Given entries
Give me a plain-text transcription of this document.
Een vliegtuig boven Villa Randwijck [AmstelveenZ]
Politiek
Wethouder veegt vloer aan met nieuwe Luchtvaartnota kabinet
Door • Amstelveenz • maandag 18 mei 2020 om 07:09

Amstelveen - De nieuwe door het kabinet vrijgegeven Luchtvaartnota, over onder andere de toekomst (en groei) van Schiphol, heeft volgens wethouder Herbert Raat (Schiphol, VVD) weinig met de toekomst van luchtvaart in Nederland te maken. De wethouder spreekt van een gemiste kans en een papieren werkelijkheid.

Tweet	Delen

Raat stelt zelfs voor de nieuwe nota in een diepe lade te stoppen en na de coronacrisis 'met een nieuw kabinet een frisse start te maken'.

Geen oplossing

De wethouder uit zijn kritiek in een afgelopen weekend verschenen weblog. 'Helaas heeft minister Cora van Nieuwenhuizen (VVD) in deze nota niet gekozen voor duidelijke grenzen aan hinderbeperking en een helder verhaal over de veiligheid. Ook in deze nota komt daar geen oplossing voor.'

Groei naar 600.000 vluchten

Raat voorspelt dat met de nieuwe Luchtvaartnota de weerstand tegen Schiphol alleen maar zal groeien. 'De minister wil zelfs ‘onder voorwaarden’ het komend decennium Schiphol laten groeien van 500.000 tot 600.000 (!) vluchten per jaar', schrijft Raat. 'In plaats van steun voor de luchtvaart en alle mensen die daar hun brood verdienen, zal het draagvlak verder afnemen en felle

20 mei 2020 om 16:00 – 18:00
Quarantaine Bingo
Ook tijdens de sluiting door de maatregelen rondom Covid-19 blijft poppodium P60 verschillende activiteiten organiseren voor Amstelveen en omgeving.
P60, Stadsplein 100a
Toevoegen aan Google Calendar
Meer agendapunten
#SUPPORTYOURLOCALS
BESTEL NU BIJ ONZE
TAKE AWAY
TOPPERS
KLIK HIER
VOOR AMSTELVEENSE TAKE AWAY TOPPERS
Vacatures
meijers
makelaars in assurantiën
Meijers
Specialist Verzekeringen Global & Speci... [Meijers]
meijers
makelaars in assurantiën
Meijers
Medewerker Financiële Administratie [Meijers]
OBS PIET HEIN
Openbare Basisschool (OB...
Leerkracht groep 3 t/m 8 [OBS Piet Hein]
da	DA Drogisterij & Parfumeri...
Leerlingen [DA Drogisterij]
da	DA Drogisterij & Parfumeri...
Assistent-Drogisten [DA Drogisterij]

Direction
From the records above, extract each line exactly as shown.

Finished answer
Give me a plain-text transcription of this document.
Een vliegtuig boven Villa Randwijck [AmstelveenZ]
Politiek
Wethouder veegt vloer aan met nieuwe Luchtvaartnota kabinet
Door • Amstelveenz • maandag 18 mei 2020 om 07:09

Amstelveen - De nieuwe door het kabinet vrijgegeven Luchtvaartnota, over onder andere de toekomst (en groei) van Schiphol, heeft volgens wethouder Herbert Raat (Schiphol, VVD) weinig met de toekomst van luchtvaart in Nederland te maken. De wethouder spreekt van een gemiste kans en een papieren werkelijkheid.

Tweet	Delen

Raat stelt zelfs voor de nieuwe nota in een diepe lade te stoppen en na de coronacrisis 'met een nieuw kabinet een frisse start te maken'.

Geen oplossing

De wethouder uit zijn kritiek in een afgelopen weekend verschenen weblog. 'Helaas heeft minister Cora van Nieuwenhuizen (VVD) in deze nota niet gekozen voor duidelijke grenzen aan hinderbeperking en een helder verhaal over de veiligheid. Ook in deze nota komt daar geen oplossing voor.'

Groei naar 600.000 vluchten

Raat voorspelt dat met de nieuwe Luchtvaartnota de weerstand tegen Schiphol alleen maar zal groeien. 'De minister wil zelfs ‘onder voorwaarden’ het komend decennium Schiphol laten groeien van 500.000 tot 600.000 (!) vluchten per jaar', schrijft Raat. 'In plaats van steun voor de luchtvaart en alle mensen die daar hun brood verdienen, zal het draagvlak verder afnemen en felle

20 mei 2020 om 16:00 – 18:00
Quarantaine Bingo
Ook tijdens de sluiting door de maatregelen rondom Covid-19 blijft poppodium P60 verschillende activiteiten organiseren voor Amstelveen en omgeving.
P60, Stadsplein 100a
Toevoegen aan Google Calendar
Meer agendapunten
#SUPPORTYOURLOCALS
BESTEL NU BIJ ONZE
TAKE AWAY
TOPPERS
KLIK HIER
VOOR AMSTELVEENSE TAKE AWAY TOPPERS
Vacatures
meijers
makelaars in assurantiën
Meijers
Specialist Verzekeringen Global & Speci... [Meijers]
meijers
makelaars in assurantiën
Meijers
Medewerker Financiële Administratie [Meijers]
OBS PIET HEIN
Openbare Basisschool (OB...
Leerkracht groep 3 t/m 8 [OBS Piet Hein]
da	DA Drogisterij & Parfumeri...
Leerlingen [DA Drogisterij]
da	DA Drogisterij & Parfumeri...
Assistent-Drogisten [DA Drogisterij]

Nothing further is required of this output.